» **Given data**
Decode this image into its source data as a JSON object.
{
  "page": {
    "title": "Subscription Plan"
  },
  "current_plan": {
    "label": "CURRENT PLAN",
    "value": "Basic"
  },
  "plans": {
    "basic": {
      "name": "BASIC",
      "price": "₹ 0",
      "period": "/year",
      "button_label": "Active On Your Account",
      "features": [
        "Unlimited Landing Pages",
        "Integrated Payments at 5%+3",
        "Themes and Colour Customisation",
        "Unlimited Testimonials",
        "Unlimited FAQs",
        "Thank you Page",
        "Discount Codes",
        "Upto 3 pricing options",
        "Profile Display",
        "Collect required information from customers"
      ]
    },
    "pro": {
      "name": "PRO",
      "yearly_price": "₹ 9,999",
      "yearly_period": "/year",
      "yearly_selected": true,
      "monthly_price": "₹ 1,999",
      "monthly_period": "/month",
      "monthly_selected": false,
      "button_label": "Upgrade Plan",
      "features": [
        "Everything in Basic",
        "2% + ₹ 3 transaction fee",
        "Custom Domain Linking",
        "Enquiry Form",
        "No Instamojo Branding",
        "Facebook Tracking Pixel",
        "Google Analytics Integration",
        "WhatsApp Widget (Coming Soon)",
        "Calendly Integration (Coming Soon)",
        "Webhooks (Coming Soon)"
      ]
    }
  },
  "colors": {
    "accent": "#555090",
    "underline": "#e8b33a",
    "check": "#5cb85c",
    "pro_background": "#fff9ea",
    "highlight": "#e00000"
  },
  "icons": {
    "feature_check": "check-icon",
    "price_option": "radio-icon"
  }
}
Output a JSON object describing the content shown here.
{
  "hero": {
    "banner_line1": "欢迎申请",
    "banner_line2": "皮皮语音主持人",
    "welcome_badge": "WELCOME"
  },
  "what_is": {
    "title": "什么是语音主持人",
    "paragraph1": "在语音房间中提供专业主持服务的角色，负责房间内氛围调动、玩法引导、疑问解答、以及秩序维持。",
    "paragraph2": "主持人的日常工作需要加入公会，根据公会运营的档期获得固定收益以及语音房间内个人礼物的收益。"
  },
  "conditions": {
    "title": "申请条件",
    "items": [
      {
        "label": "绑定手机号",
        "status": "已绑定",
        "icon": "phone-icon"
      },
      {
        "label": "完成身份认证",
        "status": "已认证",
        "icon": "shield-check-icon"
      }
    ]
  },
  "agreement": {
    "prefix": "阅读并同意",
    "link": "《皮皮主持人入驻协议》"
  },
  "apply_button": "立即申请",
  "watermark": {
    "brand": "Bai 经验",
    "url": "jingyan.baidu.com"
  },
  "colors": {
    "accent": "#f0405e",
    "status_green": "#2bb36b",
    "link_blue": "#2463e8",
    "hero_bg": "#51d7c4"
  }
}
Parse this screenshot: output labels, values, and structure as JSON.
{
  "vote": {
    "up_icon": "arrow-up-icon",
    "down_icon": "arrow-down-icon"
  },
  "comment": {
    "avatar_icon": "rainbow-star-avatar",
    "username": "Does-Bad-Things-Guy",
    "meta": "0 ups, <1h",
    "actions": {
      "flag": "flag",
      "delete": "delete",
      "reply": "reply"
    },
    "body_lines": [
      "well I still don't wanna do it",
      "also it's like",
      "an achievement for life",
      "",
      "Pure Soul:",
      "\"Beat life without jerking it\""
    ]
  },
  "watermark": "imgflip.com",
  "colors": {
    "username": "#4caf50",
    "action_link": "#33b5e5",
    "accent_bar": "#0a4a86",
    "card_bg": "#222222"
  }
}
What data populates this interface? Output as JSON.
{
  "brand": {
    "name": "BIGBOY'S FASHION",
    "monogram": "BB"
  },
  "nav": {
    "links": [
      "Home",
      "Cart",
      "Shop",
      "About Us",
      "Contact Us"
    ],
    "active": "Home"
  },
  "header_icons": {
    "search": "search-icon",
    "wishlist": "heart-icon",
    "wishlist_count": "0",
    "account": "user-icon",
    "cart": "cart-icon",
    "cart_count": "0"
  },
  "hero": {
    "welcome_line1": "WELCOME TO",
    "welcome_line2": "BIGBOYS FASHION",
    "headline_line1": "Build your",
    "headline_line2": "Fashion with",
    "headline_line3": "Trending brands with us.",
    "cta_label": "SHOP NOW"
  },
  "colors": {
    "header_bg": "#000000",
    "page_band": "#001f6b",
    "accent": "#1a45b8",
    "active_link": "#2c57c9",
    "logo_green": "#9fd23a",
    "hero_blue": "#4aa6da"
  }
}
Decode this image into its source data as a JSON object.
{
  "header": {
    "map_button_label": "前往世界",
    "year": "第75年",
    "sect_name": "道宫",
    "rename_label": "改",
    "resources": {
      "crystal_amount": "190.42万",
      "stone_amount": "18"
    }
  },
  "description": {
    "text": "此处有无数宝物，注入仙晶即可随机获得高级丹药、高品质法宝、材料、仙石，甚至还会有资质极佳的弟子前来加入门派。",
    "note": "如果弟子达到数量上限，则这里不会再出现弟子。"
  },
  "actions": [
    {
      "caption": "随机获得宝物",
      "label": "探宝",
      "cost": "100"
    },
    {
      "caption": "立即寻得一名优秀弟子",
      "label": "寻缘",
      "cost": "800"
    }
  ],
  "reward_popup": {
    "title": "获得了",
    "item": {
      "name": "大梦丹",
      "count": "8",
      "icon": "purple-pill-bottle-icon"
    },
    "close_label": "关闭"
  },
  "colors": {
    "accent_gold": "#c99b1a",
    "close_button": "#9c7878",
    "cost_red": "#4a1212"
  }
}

» **Written problem**
Exactly as written, please output every entry.

» **Answer to the exercise**
Decode this image into its source data as a JSON object.
{
  "page": {
    "title": "Subscription Plan"
  },
  "current_plan": {
    "label": "CURRENT PLAN",
    "value": "Basic"
  },
  "plans": {
    "basic": {
      "name": "BASIC",
      "price": "₹ 0",
      "period": "/year",
      "button_label": "Active On Your Account",
      "features": [
        "Unlimited Landing Pages",
        "Integrated Payments at 5%+3",
        "Themes and Colour Customisation",
        "Unlimited Testimonials",
        "Unlimited FAQs",
        "Thank you Page",
        "Discount Codes",
        "Upto 3 pricing options",
        "Profile Display",
        "Collect required information from customers"
      ]
    },
    "pro": {
      "name": "PRO",
      "yearly_price": "₹ 9,999",
      "yearly_period": "/year",
      "yearly_selected": true,
      "monthly_price": "₹ 1,999",
      "monthly_period": "/month",
      "monthly_selected": false,
      "button_label": "Upgrade Plan",
      "features": [
        "Everything in Basic",
        "2% + ₹ 3 transaction fee",
        "Custom Domain Linking",
        "Enquiry Form",
        "No Instamojo Branding",
        "Facebook Tracking Pixel",
        "Google Analytics Integration",
        "WhatsApp Widget (Coming Soon)",
        "Calendly Integration (Coming Soon)",
        "Webhooks (Coming Soon)"
      ]
    }
  },
  "colors": {
    "accent": "#555090",
    "underline": "#e8b33a",
    "check": "#5cb85c",
    "pro_background": "#fff9ea",
    "highlight": "#e00000"
  },
  "icons": {
    "feature_check": "check-icon",
    "price_option": "radio-icon"
  }
}
Output a JSON object describing the content shown here.
{
  "hero": {
    "banner_line1": "欢迎申请",
    "banner_line2": "皮皮语音主持人",
    "welcome_badge": "WELCOME"
  },
  "what_is": {
    "title": "什么是语音主持人",
    "paragraph1": "在语音房间中提供专业主持服务的角色，负责房间内氛围调动、玩法引导、疑问解答、以及秩序维持。",
    "paragraph2": "主持人的日常工作需要加入公会，根据公会运营的档期获得固定收益以及语音房间内个人礼物的收益。"
  },
  "conditions": {
    "title": "申请条件",
    "items": [
      {
        "label": "绑定手机号",
        "status": "已绑定",
        "icon": "phone-icon"
      },
      {
        "label": "完成身份认证",
        "status": "已认证",
        "icon": "shield-check-icon"
      }
    ]
  },
  "agreement": {
    "prefix": "阅读并同意",
    "link": "《皮皮主持人入驻协议》"
  },
  "apply_button": "立即申请",
  "watermark": {
    "brand": "Bai 经验",
    "url": "jingyan.baidu.com"
  },
  "colors": {
    "accent": "#f0405e",
    "status_green": "#2bb36b",
    "link_blue": "#2463e8",
    "hero_bg": "#51d7c4"
  }
}
Parse this screenshot: output labels, values, and structure as JSON.
{
  "vote": {
    "up_icon": "arrow-up-icon",
    "down_icon": "arrow-down-icon"
  },
  "comment": {
    "avatar_icon": "rainbow-star-avatar",
    "username": "Does-Bad-Things-Guy",
    "meta": "0 ups, <1h",
    "actions": {
      "flag": "flag",
      "delete": "delete",
      "reply": "reply"
    },
    "body_lines": [
      "well I still don't wanna do it",
      "also it's like",
      "an achievement for life",
      "",
      "Pure Soul:",
      "\"Beat life without jerking it\""
    ]
  },
  "watermark": "imgflip.com",
  "colors": {
    "username": "#4caf50",
    "action_link": "#33b5e5",
    "accent_bar": "#0a4a86",
    "card_bg": "#222222"
  }
}
What data populates this interface? Output as JSON.
{
  "brand": {
    "name": "BIGBOY'S FASHION",
    "monogram": "BB"
  },
  "nav": {
    "links": [
      "Home",
      "Cart",
      "Shop",
      "About Us",
      "Contact Us"
    ],
    "active": "Home"
  },
  "header_icons": {
    "search": "search-icon",
    "wishlist": "heart-icon",
    "wishlist_count": "0",
    "account": "user-icon",
    "cart": "cart-icon",
    "cart_count": "0"
  },
  "hero": {
    "welcome_line1": "WELCOME TO",
    "welcome_line2": "BIGBOYS FASHION",
    "headline_line1": "Build your",
    "headline_line2": "Fashion with",
    "headline_line3": "Trending brands with us.",
    "cta_label": "SHOP NOW"
  },
  "colors": {
    "header_bg": "#000000",
    "page_band": "#001f6b",
    "accent": "#1a45b8",
    "active_link": "#2c57c9",
    "logo_green": "#9fd23a",
    "hero_blue": "#4aa6da"
  }
}
Decode this image into its source data as a JSON object.
{
  "header": {
    "map_button_label": "前往世界",
    "year": "第75年",
    "sect_name": "道宫",
    "rename_label": "改",
    "resources": {
      "crystal_amount": "190.42万",
      "stone_amount": "18"
    }
  },
  "description": {
    "text": "此处有无数宝物，注入仙晶即可随机获得高级丹药、高品质法宝、材料、仙石，甚至还会有资质极佳的弟子前来加入门派。",
    "note": "如果弟子达到数量上限，则这里不会再出现弟子。"
  },
  "actions": [
    {
      "caption": "随机获得宝物",
      "label": "探宝",
      "cost": "100"
    },
    {
      "caption": "立即寻得一名优秀弟子",
      "label": "寻缘",
      "cost": "800"
    }
  ],
  "reward_popup": {
    "title": "获得了",
    "item": {
      "name": "大梦丹",
      "count": "8",
      "icon": "purple-pill-bottle-icon"
    },
    "close_label": "关闭"
  },
  "colors": {
    "accent_gold": "#c99b1a",
    "close_button": "#9c7878",
    "cost_red": "#4a1212"
  }
}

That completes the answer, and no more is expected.